++++ Exercise data

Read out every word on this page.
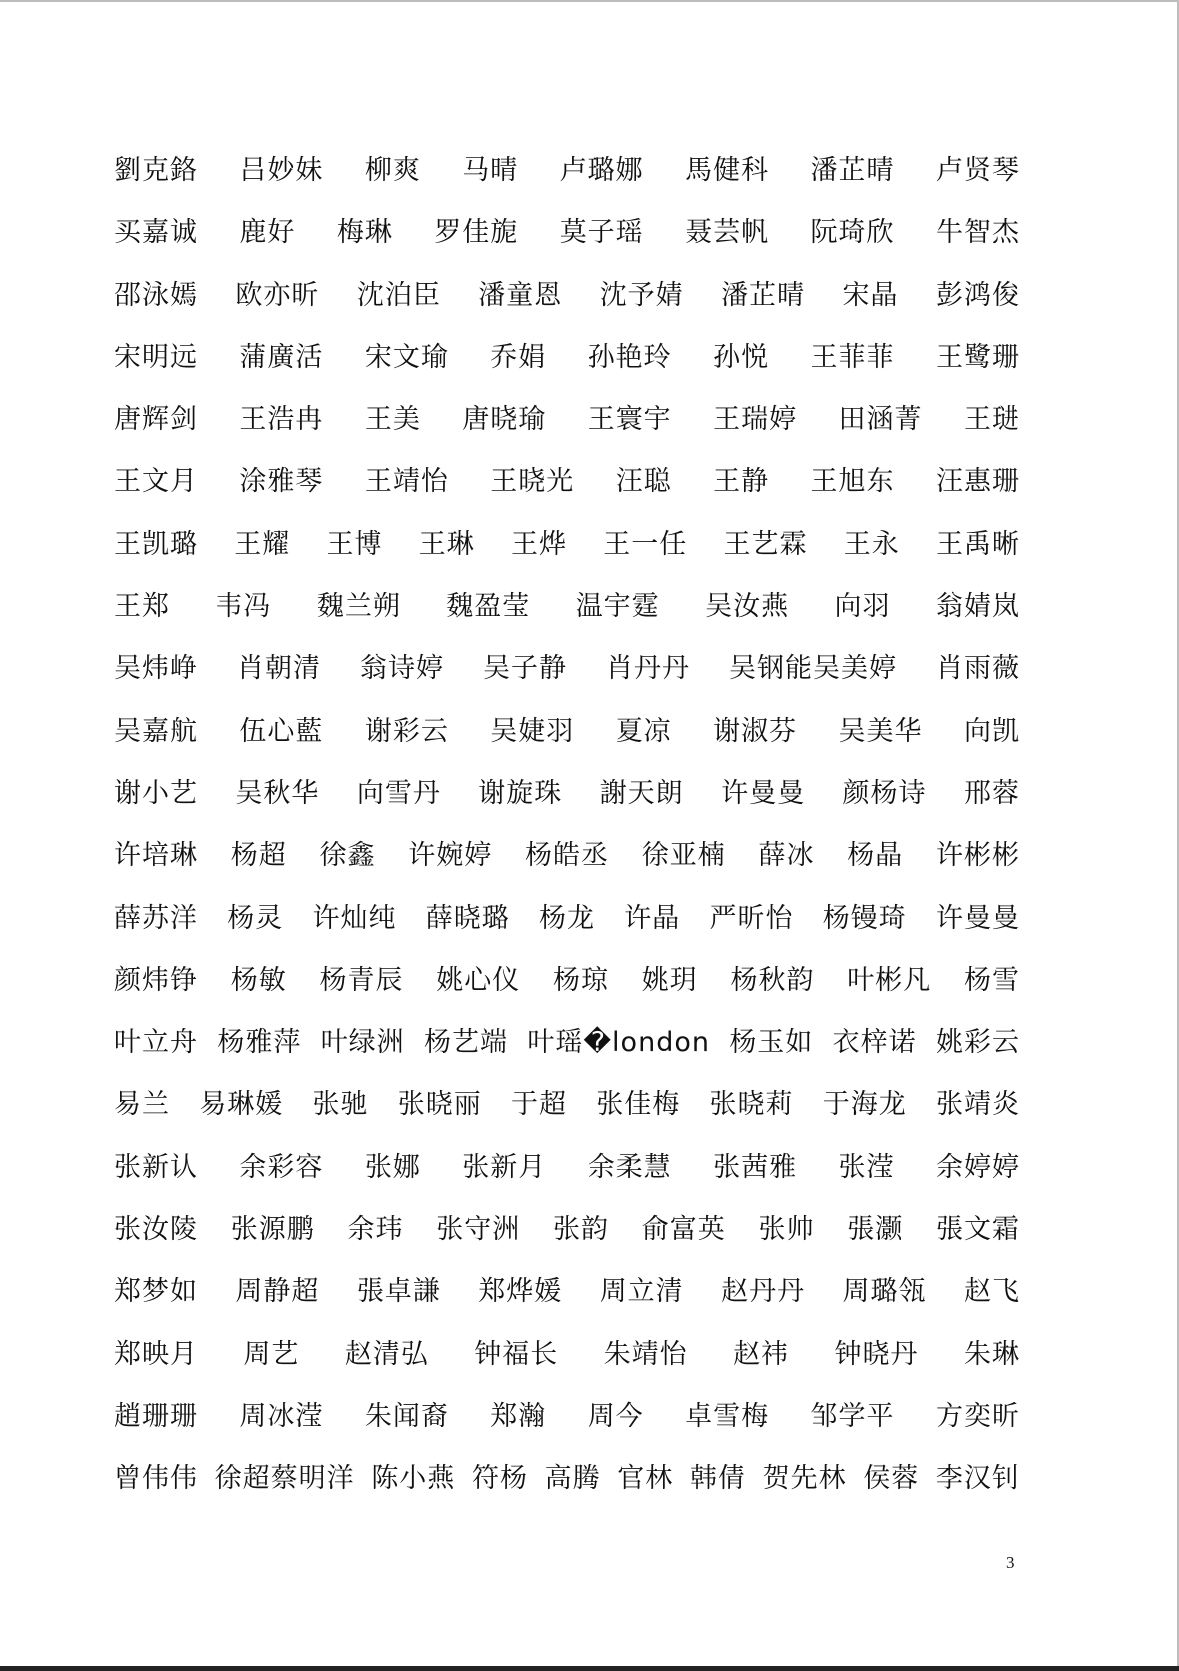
劉克鉻 吕妙妹 柳爽 马晴 卢璐娜 馬健科 潘芷晴 卢贤琴
买嘉诚 鹿好 梅琳 罗佳旎 莫子瑶 聂芸帆 阮琦欣 牛智杰
邵泳嫣 欧亦昕 沈泊臣 潘童恩 沈予婧 潘芷晴 宋晶 彭鸿俊
宋明远 蒲廣活 宋文瑜 乔娟 孙艳玲 孙悦 王菲菲 王鹭珊
唐辉剑 王浩冉 王美 唐晓瑜 王寰宇 王瑞婷 田涵菁 王琎
王文月 涂雅琴 王靖怡 王晓光 汪聪 王静 王旭东 汪惠珊
王凯璐 王耀 王博 王琳 王烨 王一任 王艺霖 王永 王禹晰
王郑 韦冯 魏兰朔 魏盈莹 温宇霆 吴汝燕 向羽 翁婧岚
吴炜峥 肖朝清 翁诗婷 吴子静 肖丹丹 吴钢能吴美婷 肖雨薇
吴嘉航 伍心藍 谢彩云 吴婕羽 夏凉 谢淑芬 吴美华 向凯
谢小艺 吴秋华 向雪丹 谢旋珠 謝天朗 许曼曼 颜杨诗 邢蓉
许培琳 杨超 徐鑫 许婉婷 杨皓丞 徐亚楠 薛冰 杨晶 许彬彬
薛苏洋 杨灵 许灿纯 薛晓璐 杨龙 许晶 严昕怡 杨镘琦 许曼曼
颜炜铮 杨敏 杨青辰 姚心仪 杨琼 姚玥 杨秋韵 叶彬凡 杨雪
叶立舟 杨雅萍 叶绿洲 杨艺端 叶瑶�london 杨玉如 衣梓诺 姚彩云
易兰 易琳媛 张驰 张晓丽 于超 张佳梅 张晓莉 于海龙 张靖炎
张新认 余彩容 张娜 张新月 余柔慧 张茜雅 张滢 余婷婷
张汝陵 张源鹏 余玮 张守洲 张韵 俞富英 张帅 張灏 張文霜
郑梦如 周静超 張卓謙 郑烨媛 周立清 赵丹丹 周璐瓴 赵飞
郑映月 周艺 赵清弘 钟福长 朱靖怡 赵祎 钟晓丹 朱琳
趙珊珊 周冰滢 朱闻裔 郑瀚 周今 卓雪梅 邹学平 方奕昕
曾伟伟 徐超蔡明洋 陈小燕 符杨 高腾 官林 韩倩 贺先林 侯蓉 李汉钊
3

++++++++

- _Objective_: Print all of the entries word for word. Skip any images they contain.

- _Answer for the task_:
Read out every word on this page.
劉克鉻 吕妙妹 柳爽 马晴 卢璐娜 馬健科 潘芷晴 卢贤琴
买嘉诚 鹿好 梅琳 罗佳旎 莫子瑶 聂芸帆 阮琦欣 牛智杰
邵泳嫣 欧亦昕 沈泊臣 潘童恩 沈予婧 潘芷晴 宋晶 彭鸿俊
宋明远 蒲廣活 宋文瑜 乔娟 孙艳玲 孙悦 王菲菲 王鹭珊
唐辉剑 王浩冉 王美 唐晓瑜 王寰宇 王瑞婷 田涵菁 王琎
王文月 涂雅琴 王靖怡 王晓光 汪聪 王静 王旭东 汪惠珊
王凯璐 王耀 王博 王琳 王烨 王一任 王艺霖 王永 王禹晰
王郑 韦冯 魏兰朔 魏盈莹 温宇霆 吴汝燕 向羽 翁婧岚
吴炜峥 肖朝清 翁诗婷 吴子静 肖丹丹 吴钢能吴美婷 肖雨薇
吴嘉航 伍心藍 谢彩云 吴婕羽 夏凉 谢淑芬 吴美华 向凯
谢小艺 吴秋华 向雪丹 谢旋珠 謝天朗 许曼曼 颜杨诗 邢蓉
许培琳 杨超 徐鑫 许婉婷 杨皓丞 徐亚楠 薛冰 杨晶 许彬彬
薛苏洋 杨灵 许灿纯 薛晓璐 杨龙 许晶 严昕怡 杨镘琦 许曼曼
颜炜铮 杨敏 杨青辰 姚心仪 杨琼 姚玥 杨秋韵 叶彬凡 杨雪
叶立舟 杨雅萍 叶绿洲 杨艺端 叶瑶�london 杨玉如 衣梓诺 姚彩云
易兰 易琳媛 张驰 张晓丽 于超 张佳梅 张晓莉 于海龙 张靖炎
张新认 余彩容 张娜 张新月 余柔慧 张茜雅 张滢 余婷婷
张汝陵 张源鹏 余玮 张守洲 张韵 俞富英 张帅 張灏 張文霜
郑梦如 周静超 張卓謙 郑烨媛 周立清 赵丹丹 周璐瓴 赵飞
郑映月 周艺 赵清弘 钟福长 朱靖怡 赵祎 钟晓丹 朱琳
趙珊珊 周冰滢 朱闻裔 郑瀚 周今 卓雪梅 邹学平 方奕昕
曾伟伟 徐超蔡明洋 陈小燕 符杨 高腾 官林 韩倩 贺先林 侯蓉 李汉钊
3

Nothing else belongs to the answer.